DE TEKST:
==========
Ontwikkelingen op online gebied gaan snel en de mogelijkheden lijken eindeloos. Op deze ontwikkelingen sprong het VSBfonds samen met drie culturele instellingen in, met het project Online Publieksbinding.
VSBfonds onderstreept het belang van klantgericht ondernemen door cultuurinstellingen. Vasthouden van bestaand publiek en het stimuleren van herhaalbezoek speelt daarbij een grote rol. In december 2015 startte het fonds i.s.m. het big data en commercial analytics bureau MIcompany en het platform voor online marketing Peppered het 2e project van het Programma Publieksbinding, dat als doel heeft om culturele instellingen hierbij te ondersteunen.
In de kern gaat het project over het grondig analyseren van klantdata van culturele instellingen. Daartoe is de online data van drie podia (Koninklijke Schouwburg Den Haag, Parktheater Eindhoven en Musis & Stadstheater Arnhem) gebruikt om klantreizen in kaart te brengen. Op basis van deze klantanalyses zijn initiatieven bedacht en geïmplementeerd om de klantwaardering te verhogen. VSBfonds deelt de resultaten, die voor een deel ook toepasbaar zijn op andere cultuurinstellingen, zoveel mogelijk met de rest van de sector.
Op 16 juni 2016 gaven Hedwig Heeremans, projectleider van het programma en adviseur donaties Kunst & Cultuur bij VSBfonds en Elke Smelt, hoofd marketing en communicatie bij de Koninklijke Schouwburg in Den Haag, een presentatie op de Cultuurmarketing inspiratiemiddag over de customer journey.
Data is goud waard. Het kan immers veel inzicht geven in de beweegredenen van (potentiële) klanten. Volgens VSBfonds en MIcompany biedt data-analyse culturele instellingen grote kansen om klantbinding te realiseren, met tot gevolg een stevige(re) financiële basis.
Om deze kansen te benutten startte VSBfonds in 2014 het programma Publieksbinding. In het eerste jaar deden er 10 culturele instellingen mee, 5 podia en 5 musea, waaronder Stadsschouwburg Utrecht, De Doelen, NEMO en Groninger Museum. In de eerste fase werd alleen gebruik gemaakt van data afkomstig uit kassasystemen. Voor musea ligt hier een andere uitdaging dan voor podia, zij beschikken vaak alleen over data van museumkaarthouders en niet van overige bezoekers.
In 2016 ging de tweede fase van het project in, met de focus op online data. Er werden drie nieuwe podia aangesloten aan het project. Op basis van spreiding door het land, grootte van de organisatie en de aanwezigheid van data werden de Koninklijke Schouwburg in Den Haag, Parktheater Eindhoven en Musis & Stadstheater Arnhem hiervoor geselecteerd.
==========
OVERZICHT GEGEVENS:
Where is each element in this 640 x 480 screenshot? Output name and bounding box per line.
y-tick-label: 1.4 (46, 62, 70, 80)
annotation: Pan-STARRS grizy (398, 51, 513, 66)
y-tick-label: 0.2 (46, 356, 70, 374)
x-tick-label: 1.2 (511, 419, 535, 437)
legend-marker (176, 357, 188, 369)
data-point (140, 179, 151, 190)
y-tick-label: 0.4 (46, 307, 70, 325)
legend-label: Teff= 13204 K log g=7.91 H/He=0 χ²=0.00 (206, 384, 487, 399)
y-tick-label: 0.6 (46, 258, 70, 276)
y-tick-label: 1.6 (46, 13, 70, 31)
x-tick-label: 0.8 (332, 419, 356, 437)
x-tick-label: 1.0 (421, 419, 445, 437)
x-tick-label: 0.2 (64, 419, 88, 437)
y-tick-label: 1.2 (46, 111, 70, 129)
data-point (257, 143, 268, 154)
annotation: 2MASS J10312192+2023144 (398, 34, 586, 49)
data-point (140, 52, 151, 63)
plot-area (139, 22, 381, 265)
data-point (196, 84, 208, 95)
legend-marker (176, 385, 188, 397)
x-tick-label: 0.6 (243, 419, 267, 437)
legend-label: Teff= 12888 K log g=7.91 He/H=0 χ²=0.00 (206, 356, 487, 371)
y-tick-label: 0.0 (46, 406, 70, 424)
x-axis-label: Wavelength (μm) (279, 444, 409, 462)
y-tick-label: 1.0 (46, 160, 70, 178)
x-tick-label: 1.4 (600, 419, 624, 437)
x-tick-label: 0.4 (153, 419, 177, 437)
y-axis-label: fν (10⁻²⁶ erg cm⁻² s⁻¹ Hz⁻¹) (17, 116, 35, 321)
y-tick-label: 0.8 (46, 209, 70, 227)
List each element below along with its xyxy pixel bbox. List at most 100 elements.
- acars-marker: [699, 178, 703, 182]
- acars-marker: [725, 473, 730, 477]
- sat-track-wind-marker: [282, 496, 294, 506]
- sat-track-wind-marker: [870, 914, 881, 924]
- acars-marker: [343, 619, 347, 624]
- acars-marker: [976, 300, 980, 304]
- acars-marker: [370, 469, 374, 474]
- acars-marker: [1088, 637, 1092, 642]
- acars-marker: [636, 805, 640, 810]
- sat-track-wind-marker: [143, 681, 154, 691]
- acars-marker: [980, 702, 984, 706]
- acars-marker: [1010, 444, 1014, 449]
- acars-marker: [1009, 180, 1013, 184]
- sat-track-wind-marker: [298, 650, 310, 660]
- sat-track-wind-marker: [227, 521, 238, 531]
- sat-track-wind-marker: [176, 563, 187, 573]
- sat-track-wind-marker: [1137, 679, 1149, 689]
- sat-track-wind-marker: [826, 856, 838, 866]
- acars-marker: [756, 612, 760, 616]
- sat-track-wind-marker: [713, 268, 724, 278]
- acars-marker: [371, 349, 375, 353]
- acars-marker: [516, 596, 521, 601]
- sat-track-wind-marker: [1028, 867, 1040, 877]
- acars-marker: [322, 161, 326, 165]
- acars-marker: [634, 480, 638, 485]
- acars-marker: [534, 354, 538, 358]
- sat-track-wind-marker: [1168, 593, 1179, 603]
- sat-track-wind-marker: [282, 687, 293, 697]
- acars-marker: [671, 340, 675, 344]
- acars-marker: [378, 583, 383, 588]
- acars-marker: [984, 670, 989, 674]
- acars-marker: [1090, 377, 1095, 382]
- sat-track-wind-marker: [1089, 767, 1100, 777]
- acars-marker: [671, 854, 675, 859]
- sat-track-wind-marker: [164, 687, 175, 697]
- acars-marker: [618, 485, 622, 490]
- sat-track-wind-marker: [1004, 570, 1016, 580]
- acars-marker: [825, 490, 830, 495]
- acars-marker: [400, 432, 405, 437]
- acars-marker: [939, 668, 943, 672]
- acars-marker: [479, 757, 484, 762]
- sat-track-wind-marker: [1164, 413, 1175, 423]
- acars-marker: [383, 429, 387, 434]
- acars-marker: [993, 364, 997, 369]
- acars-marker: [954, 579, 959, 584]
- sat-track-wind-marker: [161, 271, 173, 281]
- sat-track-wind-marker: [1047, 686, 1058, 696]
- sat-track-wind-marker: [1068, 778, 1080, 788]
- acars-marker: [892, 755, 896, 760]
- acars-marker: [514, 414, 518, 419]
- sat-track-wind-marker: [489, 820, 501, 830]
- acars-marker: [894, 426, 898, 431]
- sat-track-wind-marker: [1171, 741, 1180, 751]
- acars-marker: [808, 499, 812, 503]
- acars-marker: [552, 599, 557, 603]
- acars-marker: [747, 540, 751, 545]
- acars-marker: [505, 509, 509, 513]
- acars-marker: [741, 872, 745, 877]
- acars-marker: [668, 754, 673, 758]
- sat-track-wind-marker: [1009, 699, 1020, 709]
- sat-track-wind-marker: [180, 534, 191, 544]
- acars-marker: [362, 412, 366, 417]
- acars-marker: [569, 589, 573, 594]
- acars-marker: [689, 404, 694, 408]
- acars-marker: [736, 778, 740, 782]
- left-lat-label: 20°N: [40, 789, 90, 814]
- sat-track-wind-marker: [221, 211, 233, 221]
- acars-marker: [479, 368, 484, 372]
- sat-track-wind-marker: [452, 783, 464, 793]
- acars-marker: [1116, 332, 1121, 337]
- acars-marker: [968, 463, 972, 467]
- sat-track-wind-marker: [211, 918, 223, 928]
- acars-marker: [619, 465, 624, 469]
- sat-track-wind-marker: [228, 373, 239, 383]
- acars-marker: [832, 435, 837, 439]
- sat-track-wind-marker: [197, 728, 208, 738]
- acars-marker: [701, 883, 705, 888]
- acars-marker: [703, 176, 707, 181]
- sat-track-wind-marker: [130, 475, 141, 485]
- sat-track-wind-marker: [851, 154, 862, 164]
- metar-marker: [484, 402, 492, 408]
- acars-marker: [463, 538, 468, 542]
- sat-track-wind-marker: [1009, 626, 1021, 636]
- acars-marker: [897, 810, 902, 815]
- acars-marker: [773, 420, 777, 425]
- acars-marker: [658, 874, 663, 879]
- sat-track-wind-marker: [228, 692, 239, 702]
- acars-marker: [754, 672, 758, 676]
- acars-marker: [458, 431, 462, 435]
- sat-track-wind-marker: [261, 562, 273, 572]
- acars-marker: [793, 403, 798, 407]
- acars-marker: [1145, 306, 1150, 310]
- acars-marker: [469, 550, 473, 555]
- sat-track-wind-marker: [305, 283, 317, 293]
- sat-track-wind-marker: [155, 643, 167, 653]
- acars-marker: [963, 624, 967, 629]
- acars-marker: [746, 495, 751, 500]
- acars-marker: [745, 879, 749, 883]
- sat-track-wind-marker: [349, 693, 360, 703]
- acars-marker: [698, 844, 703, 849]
==========
OPDRACHT A:
Beantwoord met de tekst over het programma Publieksbinding:
(i) In welke maand en welk jaar begon het tweede project van het programma?
(ii) Hoeveel culturele instellingen deden in het eerste jaar mee?
(iii) Welke functie heeft Elke Smelt?
OPDRACHT B:
Noem alle culturele instellingen die in de tekst over het programma Publieksbinding bij naam genoemd worden.
OPDRACHT C:
Schrijf uit de tekst over het programma Publieksbinding letterlijk over: het stuk van "VSBfonds onderstreept het" tot en met "hierbij te ondersteunen.".

ANTWOORD A:
(i) December 2015.
(ii) 10 instellingen: 5 podia en 5 musea.
(iii) Ze is hoofd marketing en communicatie bij de Koninklijke Schouwburg in Den Haag.

ANTWOORD B:
Koninklijke Schouwburg Den Haag, Parktheater Eindhoven, Musis & Stadstheater Arnhem, Stadsschouwburg Utrecht, De Doelen, NEMO, Groninger Museum

ANTWOORD C:
VSBfonds onderstreept het belang van klantgericht ondernemen door cultuurinstellingen. Vasthouden van bestaand publiek en het stimuleren van herhaalbezoek speelt daarbij een grote rol. In december 2015 startte het fonds i.s.m. het big data en commercial analytics bureau MIcompany en het platform voor online marketing Peppered het 2e project van het Programma Publieksbinding, dat als doel heeft om culturele instellingen hierbij te ondersteunen.